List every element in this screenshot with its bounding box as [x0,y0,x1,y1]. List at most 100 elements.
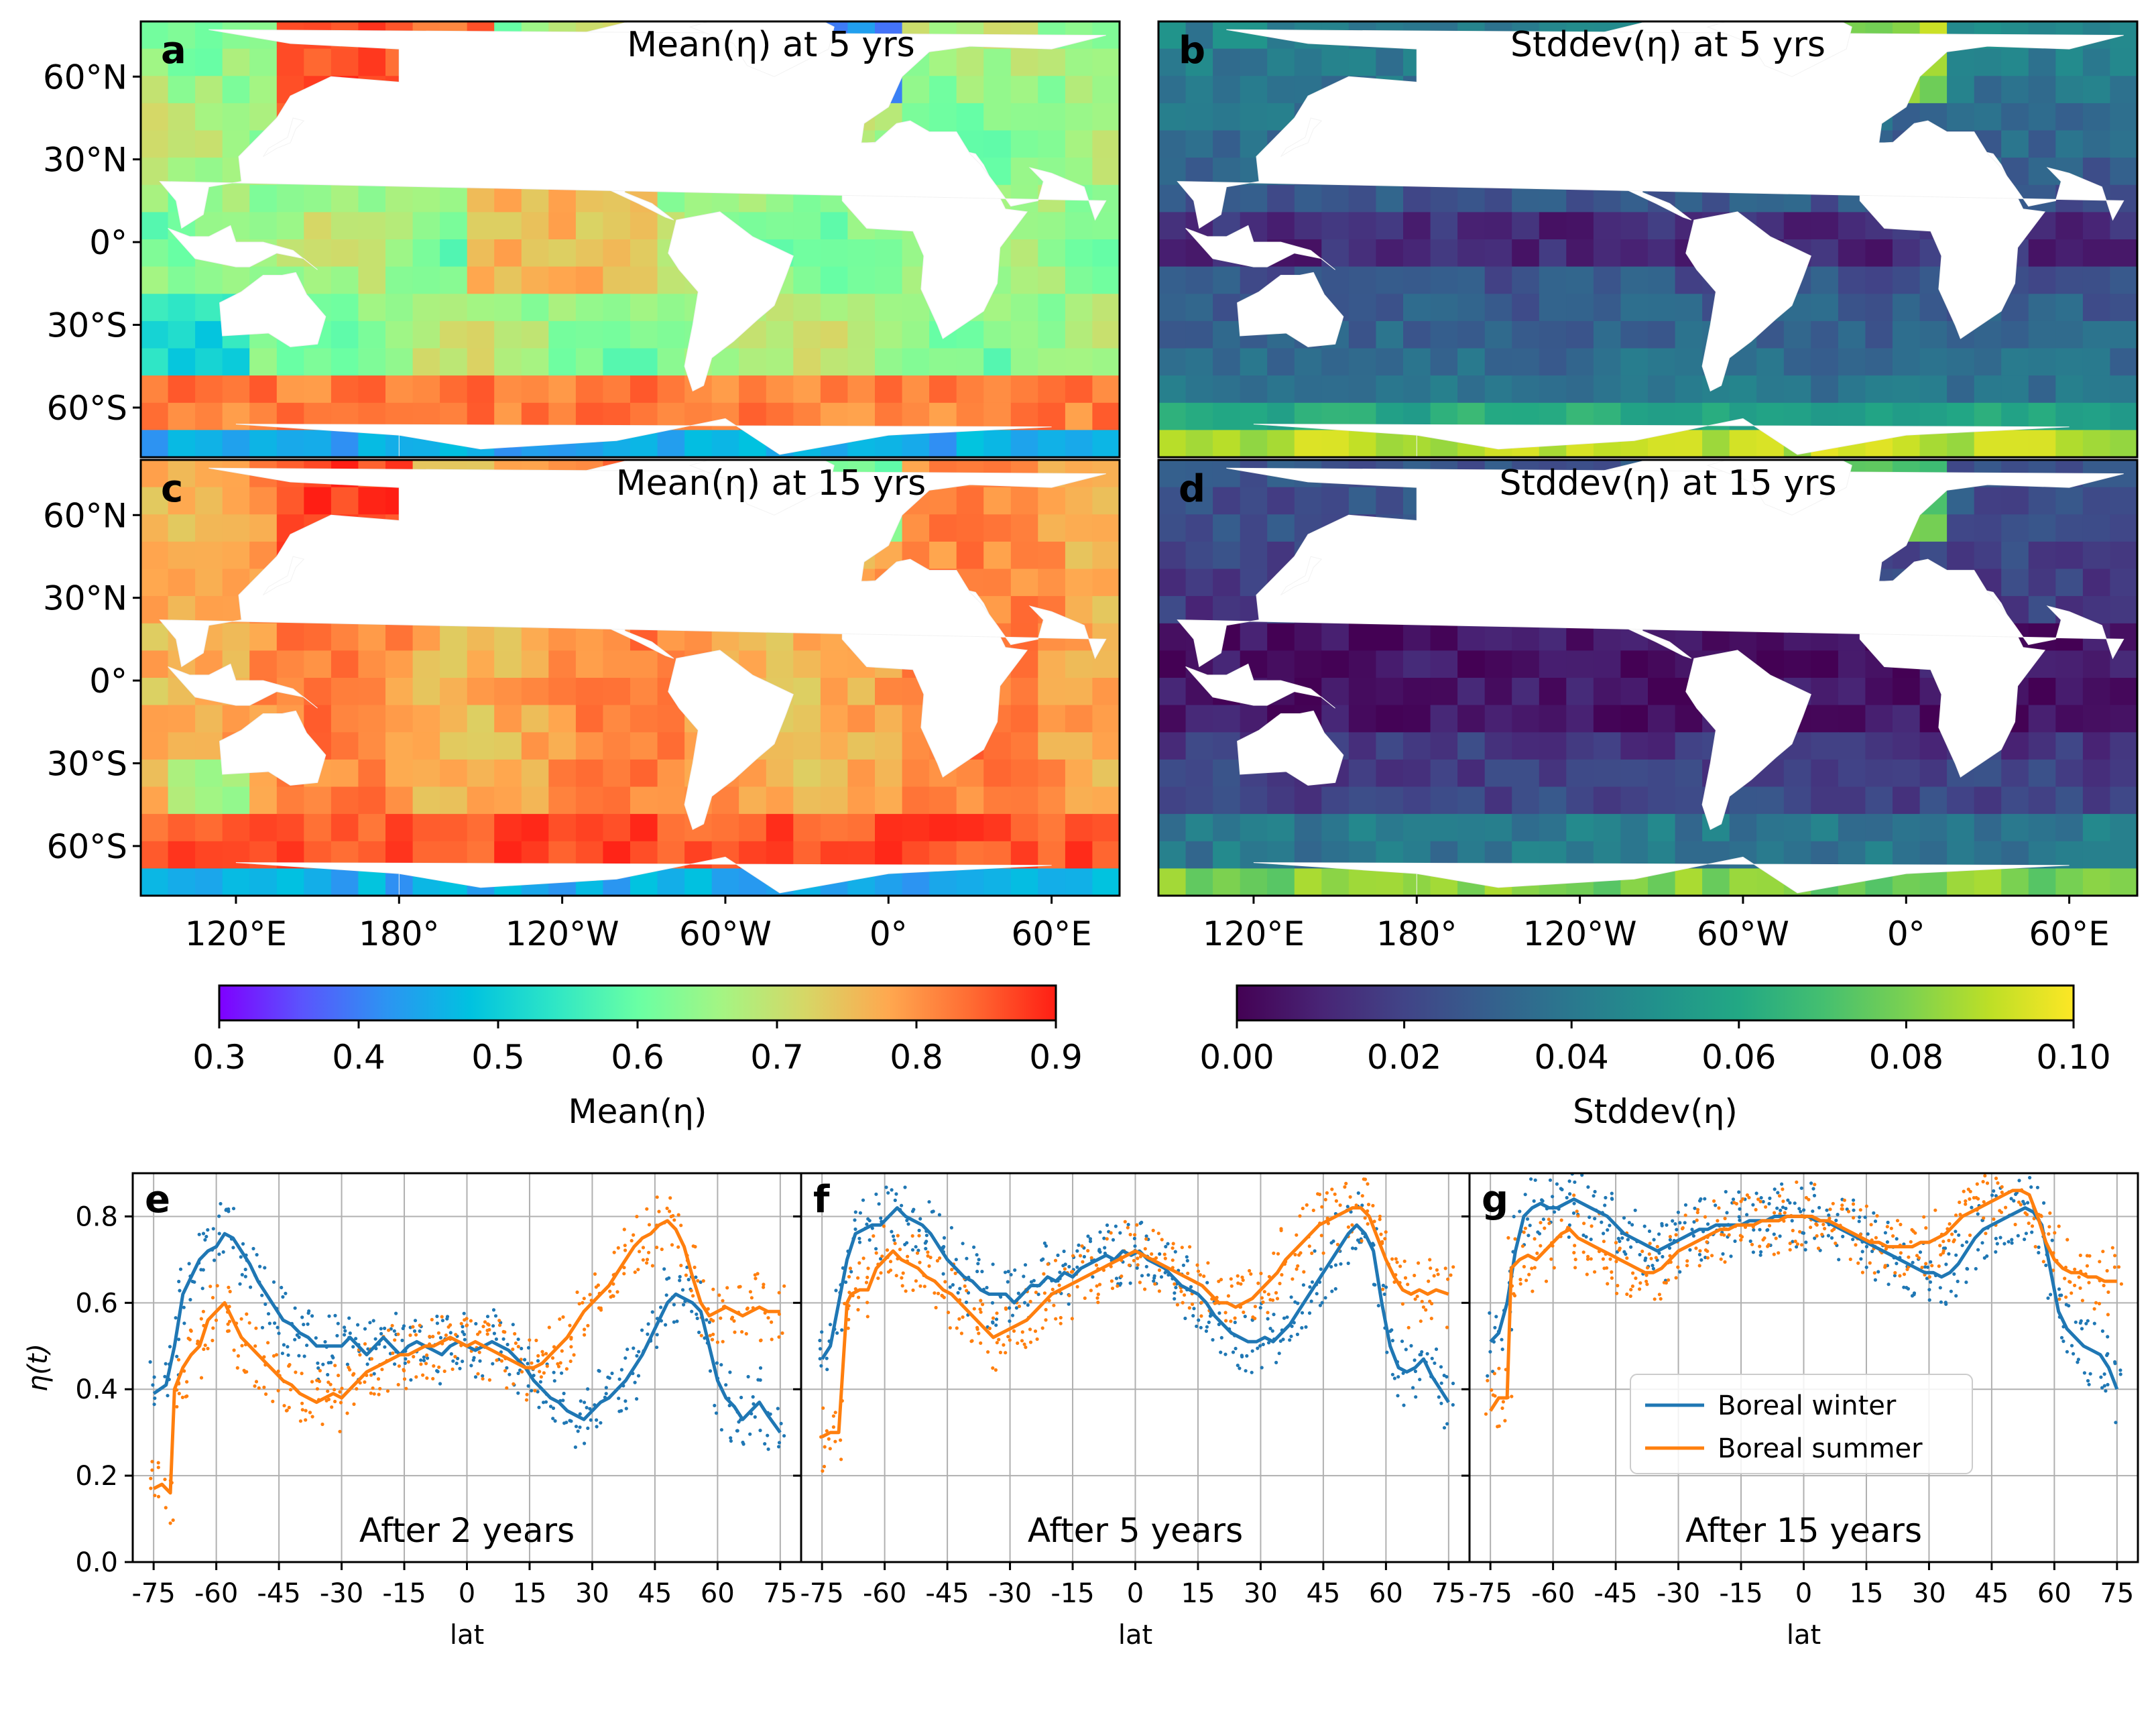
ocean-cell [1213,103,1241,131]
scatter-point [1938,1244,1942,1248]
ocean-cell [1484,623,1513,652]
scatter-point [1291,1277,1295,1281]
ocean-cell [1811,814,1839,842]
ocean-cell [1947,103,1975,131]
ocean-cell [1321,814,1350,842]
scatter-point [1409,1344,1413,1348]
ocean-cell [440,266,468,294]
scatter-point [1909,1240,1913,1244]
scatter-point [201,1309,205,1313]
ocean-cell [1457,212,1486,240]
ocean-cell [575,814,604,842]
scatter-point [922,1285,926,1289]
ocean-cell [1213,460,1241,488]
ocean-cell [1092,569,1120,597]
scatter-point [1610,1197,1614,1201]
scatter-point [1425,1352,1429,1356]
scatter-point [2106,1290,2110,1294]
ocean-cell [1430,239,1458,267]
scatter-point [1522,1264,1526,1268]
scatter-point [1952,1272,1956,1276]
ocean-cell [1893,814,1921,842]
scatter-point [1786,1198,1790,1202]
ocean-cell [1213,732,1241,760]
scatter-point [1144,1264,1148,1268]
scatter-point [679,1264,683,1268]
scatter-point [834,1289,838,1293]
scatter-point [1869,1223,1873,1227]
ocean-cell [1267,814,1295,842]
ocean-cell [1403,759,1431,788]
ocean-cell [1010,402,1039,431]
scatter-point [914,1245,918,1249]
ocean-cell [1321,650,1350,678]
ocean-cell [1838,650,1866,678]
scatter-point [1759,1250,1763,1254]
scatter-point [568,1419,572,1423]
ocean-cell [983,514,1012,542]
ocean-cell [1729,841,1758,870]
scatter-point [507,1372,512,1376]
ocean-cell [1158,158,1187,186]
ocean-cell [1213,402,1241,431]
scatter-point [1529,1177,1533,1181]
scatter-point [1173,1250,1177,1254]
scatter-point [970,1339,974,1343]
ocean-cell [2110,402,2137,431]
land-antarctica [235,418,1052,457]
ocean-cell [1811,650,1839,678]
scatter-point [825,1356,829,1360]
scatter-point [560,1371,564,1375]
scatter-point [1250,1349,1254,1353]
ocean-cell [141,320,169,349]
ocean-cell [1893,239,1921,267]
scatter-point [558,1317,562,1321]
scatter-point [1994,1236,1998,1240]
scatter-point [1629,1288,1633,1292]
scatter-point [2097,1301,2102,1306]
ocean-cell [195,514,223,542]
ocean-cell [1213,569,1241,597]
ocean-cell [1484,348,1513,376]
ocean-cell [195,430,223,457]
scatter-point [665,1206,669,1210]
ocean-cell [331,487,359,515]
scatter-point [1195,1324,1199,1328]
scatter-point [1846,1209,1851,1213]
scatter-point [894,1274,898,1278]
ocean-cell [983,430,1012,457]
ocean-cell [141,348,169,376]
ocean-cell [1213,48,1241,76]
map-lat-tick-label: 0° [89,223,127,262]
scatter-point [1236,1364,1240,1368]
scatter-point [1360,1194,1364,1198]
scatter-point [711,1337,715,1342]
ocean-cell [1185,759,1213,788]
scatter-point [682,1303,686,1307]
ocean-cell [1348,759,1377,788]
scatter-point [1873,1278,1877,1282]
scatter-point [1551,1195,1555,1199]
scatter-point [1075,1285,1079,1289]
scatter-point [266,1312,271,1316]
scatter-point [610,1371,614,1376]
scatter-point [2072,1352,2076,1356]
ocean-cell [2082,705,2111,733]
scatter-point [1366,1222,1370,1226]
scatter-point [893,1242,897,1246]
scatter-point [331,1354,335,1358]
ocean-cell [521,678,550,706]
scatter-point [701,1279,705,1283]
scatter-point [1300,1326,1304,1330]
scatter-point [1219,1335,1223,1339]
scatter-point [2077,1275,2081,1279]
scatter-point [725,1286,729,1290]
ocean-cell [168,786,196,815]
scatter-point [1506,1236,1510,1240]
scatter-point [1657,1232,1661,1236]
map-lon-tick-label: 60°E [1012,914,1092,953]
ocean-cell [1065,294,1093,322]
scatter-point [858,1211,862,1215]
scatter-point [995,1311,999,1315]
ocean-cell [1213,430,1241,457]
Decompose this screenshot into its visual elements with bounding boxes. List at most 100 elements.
++++++
DIRECTION:
Express every line of the item above as a JSON list of strings, one string per line, with blank lines and the picture left out.

EXERCISE RESPONSE:
[
  "List every element in this screenshot with its bounding box as [x0,y0,x1,y1]. List at most 100 elements.",
  "ocean-cell [1213,103,1241,131]",
  "scatter-point [1938,1244,1942,1248]",
  "ocean-cell [1484,623,1513,652]",
  "scatter-point [1291,1277,1295,1281]",
  "ocean-cell [1811,814,1839,842]",
  "ocean-cell [1947,103,1975,131]",
  "ocean-cell [1321,814,1350,842]",
  "scatter-point [1409,1344,1413,1348]",
  "ocean-cell [440,266,468,294]",
  "scatter-point [1909,1240,1913,1244]",
  "scatter-point [201,1309,205,1313]",
  "ocean-cell [1457,212,1486,240]",
  "ocean-cell [575,814,604,842]",
  "scatter-point [922,1285,926,1289]",
  "ocean-cell [1213,460,1241,488]",
  "ocean-cell [1092,569,1120,597]",
  "scatter-point [1610,1197,1614,1201]",
  "scatter-point [1425,1352,1429,1356]",
  "scatter-point [2106,1290,2110,1294]",
  "ocean-cell [1430,239,1458,267]",
  "scatter-point [1522,1264,1526,1268]",
  "scatter-point [1952,1272,1956,1276]",
  "ocean-cell [1893,814,1921,842]",
  "scatter-point [1786,1198,1790,1202]",
  "ocean-cell [1213,732,1241,760]",
  "scatter-point [1144,1264,1148,1268]",
  "scatter-point [679,1264,683,1268]",
  "scatter-point [834,1289,838,1293]",
  "scatter-point [1869,1223,1873,1227]",
  "ocean-cell [1267,814,1295,842]",
  "ocean-cell [1403,759,1431,788]",
  "ocean-cell [1010,402,1039,431]",
  "scatter-point [914,1245,918,1249]",
  "ocean-cell [1321,650,1350,678]",
  "ocean-cell [1838,650,1866,678]",
  "scatter-point [1759,1250,1763,1254]",
  "scatter-point [568,1419,572,1423]",
  "ocean-cell [983,514,1012,542]",
  "ocean-cell [1729,841,1758,870]",
  "scatter-point [507,1372,512,1376]",
  "ocean-cell [1158,158,1187,186]",
  "ocean-cell [1213,402,1241,431]",
  "scatter-point [1529,1177,1533,1181]",
  "scatter-point [1173,1250,1177,1254]",
  "scatter-point [970,1339,974,1343]",
  "ocean-cell [2110,402,2137,431]",
  "land-antarctica [235,418,1052,457]",
  "ocean-cell [1811,650,1839,678]",
  "scatter-point [825,1356,829,1360]",
  "scatter-point [560,1371,564,1375]",
  "scatter-point [1250,1349,1254,1353]",
  "ocean-cell [141,320,169,349]",
  "ocean-cell [1893,239,1921,267]",
  "scatter-point [558,1317,562,1321]",
  "scatter-point [1994,1236,1998,1240]",
  "scatter-point [1629,1288,1633,1292]",
  "scatter-point [2097,1301,2102,1306]",
  "ocean-cell [195,514,223,542]",
  "ocean-cell [1213,569,1241,597]",
  "ocean-cell [1484,348,1513,376]",
  "ocean-cell [195,430,223,457]",
  "scatter-point [665,1206,669,1210]",
  "ocean-cell [331,487,359,515]",
  "scatter-point [1195,1324,1199,1328]",
  "scatter-point [1846,1209,1851,1213]",
  "scatter-point [894,1274,898,1278]",
  "ocean-cell [983,430,1012,457]",
  "ocean-cell [141,348,169,376]",
  "ocean-cell [1213,48,1241,76]",
  "map-lat-tick-label: 0° [89,223,127,262]",
  "scatter-point [1236,1364,1240,1368]",
  "scatter-point [1360,1194,1364,1198]",
  "scatter-point [711,1337,715,1342]",
  "ocean-cell [1185,759,1213,788]",
  "scatter-point [682,1303,686,1307]",
  "ocean-cell [1348,759,1377,788]",
  "scatter-point [1873,1278,1877,1282]",
  "scatter-point [1551,1195,1555,1199]",
  "scatter-point [1075,1285,1079,1289]",
  "scatter-point [266,1312,271,1316]",
  "scatter-point [610,1371,614,1376]",
  "scatter-point [2072,1352,2076,1356]",
  "ocean-cell [2082,705,2111,733]",
  "scatter-point [1366,1222,1370,1226]",
  "scatter-point [893,1242,897,1246]",
  "scatter-point [331,1354,335,1358]",
  "ocean-cell [521,678,550,706]",
  "scatter-point [701,1279,705,1283]",
  "scatter-point [1300,1326,1304,1330]",
  "scatter-point [1219,1335,1223,1339]",
  "scatter-point [2077,1275,2081,1279]",
  "scatter-point [725,1286,729,1290]",
  "ocean-cell [168,786,196,815]",
  "scatter-point [1506,1236,1510,1240]",
  "scatter-point [1657,1232,1661,1236]",
  "map-lon-tick-label: 60°E [1012,914,1092,953]",
  "ocean-cell [1065,294,1093,322]",
  "scatter-point [858,1211,862,1215]",
  "scatter-point [995,1311,999,1315]",
  "ocean-cell [1213,430,1241,457]",
  "Decompose this screenshot into its visual elements with bounding boxes. List at most 100 elements."
]